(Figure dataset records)
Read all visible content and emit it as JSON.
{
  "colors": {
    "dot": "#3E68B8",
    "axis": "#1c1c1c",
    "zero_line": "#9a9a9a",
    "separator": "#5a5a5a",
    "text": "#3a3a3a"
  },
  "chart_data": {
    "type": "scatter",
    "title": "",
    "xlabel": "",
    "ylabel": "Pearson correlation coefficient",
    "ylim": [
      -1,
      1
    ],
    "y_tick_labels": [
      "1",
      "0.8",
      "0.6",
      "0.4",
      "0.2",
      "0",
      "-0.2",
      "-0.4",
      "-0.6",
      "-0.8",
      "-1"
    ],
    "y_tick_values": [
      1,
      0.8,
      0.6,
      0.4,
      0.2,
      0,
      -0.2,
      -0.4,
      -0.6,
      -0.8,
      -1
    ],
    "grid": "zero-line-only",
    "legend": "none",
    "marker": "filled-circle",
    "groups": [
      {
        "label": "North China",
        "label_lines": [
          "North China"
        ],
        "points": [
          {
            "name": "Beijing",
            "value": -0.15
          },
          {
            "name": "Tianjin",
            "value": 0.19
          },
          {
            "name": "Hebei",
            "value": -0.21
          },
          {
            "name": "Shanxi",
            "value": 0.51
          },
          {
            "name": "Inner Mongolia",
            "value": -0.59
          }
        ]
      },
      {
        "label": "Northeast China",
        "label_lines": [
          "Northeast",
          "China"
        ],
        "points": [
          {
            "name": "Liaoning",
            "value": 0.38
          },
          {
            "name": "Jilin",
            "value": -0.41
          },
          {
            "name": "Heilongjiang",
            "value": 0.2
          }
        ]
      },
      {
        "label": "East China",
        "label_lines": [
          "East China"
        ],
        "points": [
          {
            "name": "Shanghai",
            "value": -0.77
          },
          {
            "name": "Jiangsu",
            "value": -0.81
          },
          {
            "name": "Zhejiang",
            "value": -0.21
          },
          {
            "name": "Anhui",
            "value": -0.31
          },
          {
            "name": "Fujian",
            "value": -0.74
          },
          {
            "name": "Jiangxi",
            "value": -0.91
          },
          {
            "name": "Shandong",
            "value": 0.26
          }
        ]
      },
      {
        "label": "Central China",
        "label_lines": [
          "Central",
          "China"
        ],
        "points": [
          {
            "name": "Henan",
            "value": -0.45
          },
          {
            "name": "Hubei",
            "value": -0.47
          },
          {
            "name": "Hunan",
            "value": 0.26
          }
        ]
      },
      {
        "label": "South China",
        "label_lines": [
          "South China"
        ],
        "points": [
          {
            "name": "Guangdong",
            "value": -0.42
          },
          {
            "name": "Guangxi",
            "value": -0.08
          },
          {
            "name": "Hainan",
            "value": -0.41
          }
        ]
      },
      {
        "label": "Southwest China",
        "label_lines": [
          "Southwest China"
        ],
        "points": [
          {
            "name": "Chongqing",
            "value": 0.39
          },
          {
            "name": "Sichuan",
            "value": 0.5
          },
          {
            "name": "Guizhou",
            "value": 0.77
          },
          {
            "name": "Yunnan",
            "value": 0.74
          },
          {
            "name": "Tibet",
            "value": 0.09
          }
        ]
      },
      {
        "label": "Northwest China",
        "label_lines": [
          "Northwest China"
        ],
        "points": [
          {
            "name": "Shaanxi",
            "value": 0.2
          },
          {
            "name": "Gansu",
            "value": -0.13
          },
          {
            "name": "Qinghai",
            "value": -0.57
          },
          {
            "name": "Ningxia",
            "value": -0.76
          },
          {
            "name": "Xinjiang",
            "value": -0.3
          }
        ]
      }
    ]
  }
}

==

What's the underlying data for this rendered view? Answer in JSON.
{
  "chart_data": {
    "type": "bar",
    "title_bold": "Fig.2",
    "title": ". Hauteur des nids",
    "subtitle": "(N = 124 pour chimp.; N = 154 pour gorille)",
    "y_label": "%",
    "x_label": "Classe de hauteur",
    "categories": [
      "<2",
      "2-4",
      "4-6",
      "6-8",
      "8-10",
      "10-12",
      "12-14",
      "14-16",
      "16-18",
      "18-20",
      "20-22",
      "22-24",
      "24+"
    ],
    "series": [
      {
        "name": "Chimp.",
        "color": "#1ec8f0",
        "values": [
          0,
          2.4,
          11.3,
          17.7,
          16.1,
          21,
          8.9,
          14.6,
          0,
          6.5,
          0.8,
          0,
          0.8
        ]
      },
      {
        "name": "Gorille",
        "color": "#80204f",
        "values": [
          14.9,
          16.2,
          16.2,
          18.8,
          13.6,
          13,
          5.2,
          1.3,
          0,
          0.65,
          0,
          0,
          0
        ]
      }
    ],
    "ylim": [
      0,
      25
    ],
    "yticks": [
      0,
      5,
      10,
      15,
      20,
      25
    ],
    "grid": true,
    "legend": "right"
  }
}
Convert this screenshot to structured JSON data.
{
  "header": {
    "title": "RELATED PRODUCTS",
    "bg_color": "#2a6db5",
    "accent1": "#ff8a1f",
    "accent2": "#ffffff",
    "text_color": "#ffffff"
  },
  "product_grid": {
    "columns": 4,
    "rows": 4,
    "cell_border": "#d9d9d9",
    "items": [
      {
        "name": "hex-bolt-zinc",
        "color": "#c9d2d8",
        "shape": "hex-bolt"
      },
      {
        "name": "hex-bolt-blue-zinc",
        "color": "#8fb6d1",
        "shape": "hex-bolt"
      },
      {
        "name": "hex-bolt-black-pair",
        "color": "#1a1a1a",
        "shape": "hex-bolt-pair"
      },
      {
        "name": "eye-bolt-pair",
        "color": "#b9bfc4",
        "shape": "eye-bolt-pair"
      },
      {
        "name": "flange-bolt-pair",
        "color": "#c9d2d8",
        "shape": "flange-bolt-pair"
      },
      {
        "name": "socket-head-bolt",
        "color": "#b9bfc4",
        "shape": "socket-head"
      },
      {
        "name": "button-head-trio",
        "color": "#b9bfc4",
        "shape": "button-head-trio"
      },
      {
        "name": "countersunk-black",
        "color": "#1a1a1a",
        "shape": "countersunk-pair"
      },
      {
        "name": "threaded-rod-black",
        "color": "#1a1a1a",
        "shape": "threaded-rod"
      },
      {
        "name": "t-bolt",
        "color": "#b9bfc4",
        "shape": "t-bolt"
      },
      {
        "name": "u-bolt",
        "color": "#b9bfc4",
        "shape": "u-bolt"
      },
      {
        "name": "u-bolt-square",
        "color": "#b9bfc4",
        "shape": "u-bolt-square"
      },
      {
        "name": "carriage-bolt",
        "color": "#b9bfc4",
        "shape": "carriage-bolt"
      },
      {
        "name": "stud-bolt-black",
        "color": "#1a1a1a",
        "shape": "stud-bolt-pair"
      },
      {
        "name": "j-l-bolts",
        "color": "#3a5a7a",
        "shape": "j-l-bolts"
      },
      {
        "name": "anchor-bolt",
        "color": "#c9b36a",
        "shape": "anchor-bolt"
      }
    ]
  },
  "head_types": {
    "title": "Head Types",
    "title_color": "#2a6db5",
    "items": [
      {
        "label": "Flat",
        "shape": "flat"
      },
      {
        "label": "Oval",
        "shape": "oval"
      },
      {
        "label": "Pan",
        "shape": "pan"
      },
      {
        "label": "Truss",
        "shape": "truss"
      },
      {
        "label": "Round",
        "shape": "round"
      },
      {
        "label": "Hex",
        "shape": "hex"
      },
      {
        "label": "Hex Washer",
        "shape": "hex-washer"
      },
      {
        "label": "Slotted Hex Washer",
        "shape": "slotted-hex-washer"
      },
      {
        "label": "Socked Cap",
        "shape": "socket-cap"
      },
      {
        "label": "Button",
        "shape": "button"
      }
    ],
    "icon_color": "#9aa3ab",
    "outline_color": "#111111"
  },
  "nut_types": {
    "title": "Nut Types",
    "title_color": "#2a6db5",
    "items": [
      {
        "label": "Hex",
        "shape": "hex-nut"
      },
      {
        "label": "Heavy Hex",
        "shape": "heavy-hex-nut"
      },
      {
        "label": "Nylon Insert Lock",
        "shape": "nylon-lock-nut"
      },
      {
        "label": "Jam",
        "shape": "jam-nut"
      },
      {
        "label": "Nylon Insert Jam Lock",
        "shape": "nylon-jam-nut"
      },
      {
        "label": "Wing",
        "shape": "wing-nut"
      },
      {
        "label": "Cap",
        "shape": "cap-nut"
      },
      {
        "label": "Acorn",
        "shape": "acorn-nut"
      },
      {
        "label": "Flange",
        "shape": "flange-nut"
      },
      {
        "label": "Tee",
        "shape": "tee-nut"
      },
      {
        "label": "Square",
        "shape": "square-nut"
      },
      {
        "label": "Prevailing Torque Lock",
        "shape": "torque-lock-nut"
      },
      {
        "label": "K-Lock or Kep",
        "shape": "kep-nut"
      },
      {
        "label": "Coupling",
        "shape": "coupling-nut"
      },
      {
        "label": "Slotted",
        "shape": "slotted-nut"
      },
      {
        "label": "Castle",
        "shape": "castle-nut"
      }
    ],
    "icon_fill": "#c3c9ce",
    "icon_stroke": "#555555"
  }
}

==

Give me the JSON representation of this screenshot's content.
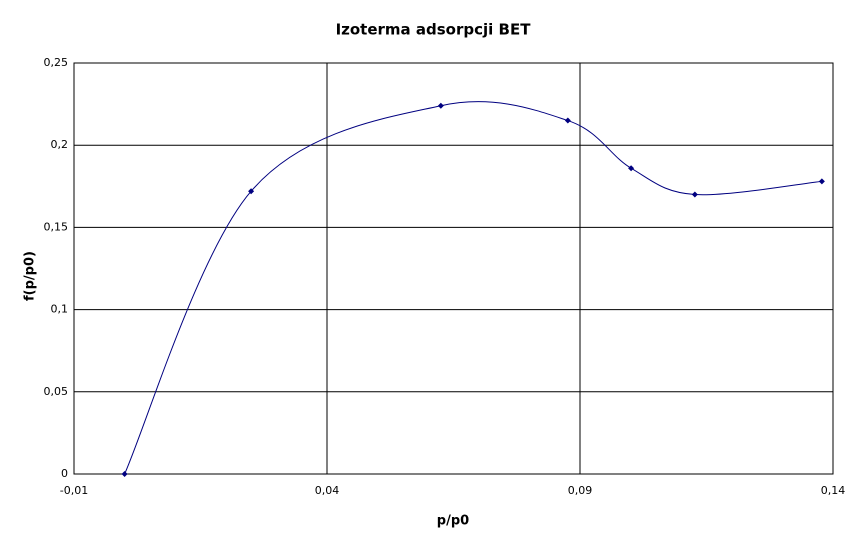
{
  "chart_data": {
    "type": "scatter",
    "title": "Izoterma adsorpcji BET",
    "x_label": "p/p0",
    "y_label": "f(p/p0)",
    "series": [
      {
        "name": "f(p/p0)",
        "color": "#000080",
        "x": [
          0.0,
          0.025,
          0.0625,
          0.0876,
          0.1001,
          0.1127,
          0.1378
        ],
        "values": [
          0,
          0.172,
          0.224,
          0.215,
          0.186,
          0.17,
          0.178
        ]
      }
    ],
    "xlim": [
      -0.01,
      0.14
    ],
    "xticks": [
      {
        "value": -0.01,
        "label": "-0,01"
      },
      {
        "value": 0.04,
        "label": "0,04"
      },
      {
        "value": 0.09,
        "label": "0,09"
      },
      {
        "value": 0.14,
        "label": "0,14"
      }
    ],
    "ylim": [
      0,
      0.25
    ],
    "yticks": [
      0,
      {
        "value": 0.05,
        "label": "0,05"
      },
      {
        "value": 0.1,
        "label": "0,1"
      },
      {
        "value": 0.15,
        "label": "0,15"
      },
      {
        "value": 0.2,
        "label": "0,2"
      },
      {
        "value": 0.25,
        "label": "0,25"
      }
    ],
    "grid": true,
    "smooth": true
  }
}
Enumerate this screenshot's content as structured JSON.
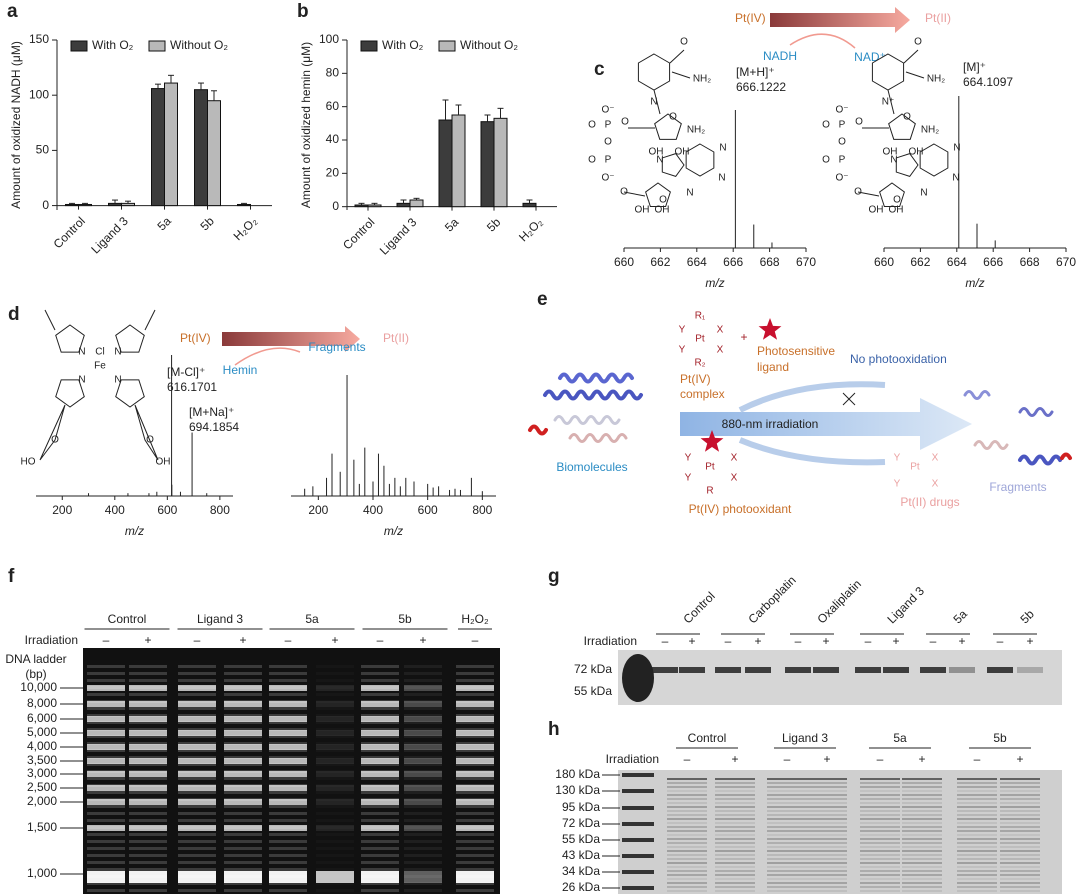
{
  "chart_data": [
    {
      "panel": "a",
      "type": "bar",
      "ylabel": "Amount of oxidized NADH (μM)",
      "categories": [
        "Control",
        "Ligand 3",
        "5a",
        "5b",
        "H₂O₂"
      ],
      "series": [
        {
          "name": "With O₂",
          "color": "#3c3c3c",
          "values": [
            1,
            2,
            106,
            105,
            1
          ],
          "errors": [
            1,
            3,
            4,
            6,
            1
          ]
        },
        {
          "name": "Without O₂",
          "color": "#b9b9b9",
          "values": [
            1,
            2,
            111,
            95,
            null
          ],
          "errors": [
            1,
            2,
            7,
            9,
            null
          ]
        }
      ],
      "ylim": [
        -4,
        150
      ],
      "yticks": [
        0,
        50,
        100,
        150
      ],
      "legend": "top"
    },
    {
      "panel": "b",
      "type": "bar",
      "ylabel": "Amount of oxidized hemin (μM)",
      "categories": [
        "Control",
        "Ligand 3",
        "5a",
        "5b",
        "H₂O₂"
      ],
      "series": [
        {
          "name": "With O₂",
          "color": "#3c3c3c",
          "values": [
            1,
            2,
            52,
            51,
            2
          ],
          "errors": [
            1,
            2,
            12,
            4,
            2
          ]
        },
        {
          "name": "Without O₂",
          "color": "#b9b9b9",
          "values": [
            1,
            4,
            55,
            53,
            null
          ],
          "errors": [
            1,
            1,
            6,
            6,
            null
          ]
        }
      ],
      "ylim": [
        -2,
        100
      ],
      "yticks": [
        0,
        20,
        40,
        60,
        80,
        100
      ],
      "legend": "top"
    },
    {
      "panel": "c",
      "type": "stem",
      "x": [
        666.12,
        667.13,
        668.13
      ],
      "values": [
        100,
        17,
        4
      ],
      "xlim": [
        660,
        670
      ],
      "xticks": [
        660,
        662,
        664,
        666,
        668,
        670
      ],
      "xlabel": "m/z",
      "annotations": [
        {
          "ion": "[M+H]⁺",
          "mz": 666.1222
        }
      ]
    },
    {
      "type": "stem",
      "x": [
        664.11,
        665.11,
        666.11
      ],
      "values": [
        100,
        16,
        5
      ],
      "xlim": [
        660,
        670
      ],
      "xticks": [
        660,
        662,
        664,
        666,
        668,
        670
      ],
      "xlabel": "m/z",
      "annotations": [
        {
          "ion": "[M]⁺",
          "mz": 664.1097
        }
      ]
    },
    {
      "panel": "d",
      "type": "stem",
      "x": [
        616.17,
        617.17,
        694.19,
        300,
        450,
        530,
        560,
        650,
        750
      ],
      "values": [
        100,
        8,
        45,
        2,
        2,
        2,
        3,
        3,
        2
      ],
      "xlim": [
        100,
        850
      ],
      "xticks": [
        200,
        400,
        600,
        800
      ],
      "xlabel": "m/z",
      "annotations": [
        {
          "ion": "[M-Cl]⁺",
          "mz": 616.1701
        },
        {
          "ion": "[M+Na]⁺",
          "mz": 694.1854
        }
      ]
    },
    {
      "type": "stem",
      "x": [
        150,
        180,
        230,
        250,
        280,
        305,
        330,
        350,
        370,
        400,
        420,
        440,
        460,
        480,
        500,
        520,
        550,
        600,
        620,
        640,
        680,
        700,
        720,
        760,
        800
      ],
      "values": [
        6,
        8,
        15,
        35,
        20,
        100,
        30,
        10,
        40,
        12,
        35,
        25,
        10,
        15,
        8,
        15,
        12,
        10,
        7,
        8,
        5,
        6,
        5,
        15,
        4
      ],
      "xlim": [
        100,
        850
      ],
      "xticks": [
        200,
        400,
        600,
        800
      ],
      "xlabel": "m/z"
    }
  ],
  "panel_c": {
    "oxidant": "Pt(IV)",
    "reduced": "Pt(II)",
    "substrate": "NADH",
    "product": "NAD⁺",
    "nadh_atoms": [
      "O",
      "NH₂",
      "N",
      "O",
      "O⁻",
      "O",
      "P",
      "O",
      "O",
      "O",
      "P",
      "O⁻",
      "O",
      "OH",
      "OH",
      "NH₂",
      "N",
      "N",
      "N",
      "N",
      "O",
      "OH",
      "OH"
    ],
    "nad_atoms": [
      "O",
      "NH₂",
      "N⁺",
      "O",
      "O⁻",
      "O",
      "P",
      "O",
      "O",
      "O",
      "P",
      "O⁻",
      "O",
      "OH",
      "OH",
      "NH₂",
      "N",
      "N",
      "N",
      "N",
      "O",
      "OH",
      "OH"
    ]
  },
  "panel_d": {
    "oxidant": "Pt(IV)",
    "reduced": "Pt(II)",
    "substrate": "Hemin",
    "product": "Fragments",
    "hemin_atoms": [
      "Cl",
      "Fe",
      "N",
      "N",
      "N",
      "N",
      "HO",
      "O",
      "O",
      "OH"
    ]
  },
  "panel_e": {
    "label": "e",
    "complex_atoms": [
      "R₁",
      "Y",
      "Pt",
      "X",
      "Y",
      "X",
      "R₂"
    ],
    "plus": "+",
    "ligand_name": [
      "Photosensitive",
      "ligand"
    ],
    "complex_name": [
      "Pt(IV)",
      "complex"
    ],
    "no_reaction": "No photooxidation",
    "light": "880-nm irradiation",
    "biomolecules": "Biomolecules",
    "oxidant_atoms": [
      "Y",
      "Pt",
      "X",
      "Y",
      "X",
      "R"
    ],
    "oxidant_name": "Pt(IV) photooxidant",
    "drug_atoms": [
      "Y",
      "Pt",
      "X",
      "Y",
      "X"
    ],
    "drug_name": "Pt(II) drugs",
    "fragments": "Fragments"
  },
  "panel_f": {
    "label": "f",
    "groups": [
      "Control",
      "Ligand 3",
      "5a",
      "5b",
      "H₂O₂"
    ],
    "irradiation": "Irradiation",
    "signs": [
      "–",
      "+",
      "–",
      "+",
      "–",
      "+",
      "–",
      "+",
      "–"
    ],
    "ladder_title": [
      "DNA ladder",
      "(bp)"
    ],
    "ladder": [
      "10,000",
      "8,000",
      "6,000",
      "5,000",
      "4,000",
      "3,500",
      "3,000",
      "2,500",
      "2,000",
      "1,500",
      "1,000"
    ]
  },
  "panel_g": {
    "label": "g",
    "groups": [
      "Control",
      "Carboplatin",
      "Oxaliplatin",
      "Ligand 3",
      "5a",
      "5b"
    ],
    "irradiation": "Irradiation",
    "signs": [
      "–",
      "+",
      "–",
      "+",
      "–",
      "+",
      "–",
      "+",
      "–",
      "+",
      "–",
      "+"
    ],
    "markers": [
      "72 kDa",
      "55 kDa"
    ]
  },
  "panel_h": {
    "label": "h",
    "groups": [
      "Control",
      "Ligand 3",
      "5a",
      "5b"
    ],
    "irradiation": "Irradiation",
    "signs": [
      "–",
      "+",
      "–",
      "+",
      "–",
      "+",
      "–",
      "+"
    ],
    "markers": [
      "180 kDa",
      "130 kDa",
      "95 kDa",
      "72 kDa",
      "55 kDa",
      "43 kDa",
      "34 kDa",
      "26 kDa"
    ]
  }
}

_What is needed_.
Look through the entries above and list every line containing "stud".

_Final result_.
        "name": "stud-bolt-black",
        "shape": "stud-bolt-pair"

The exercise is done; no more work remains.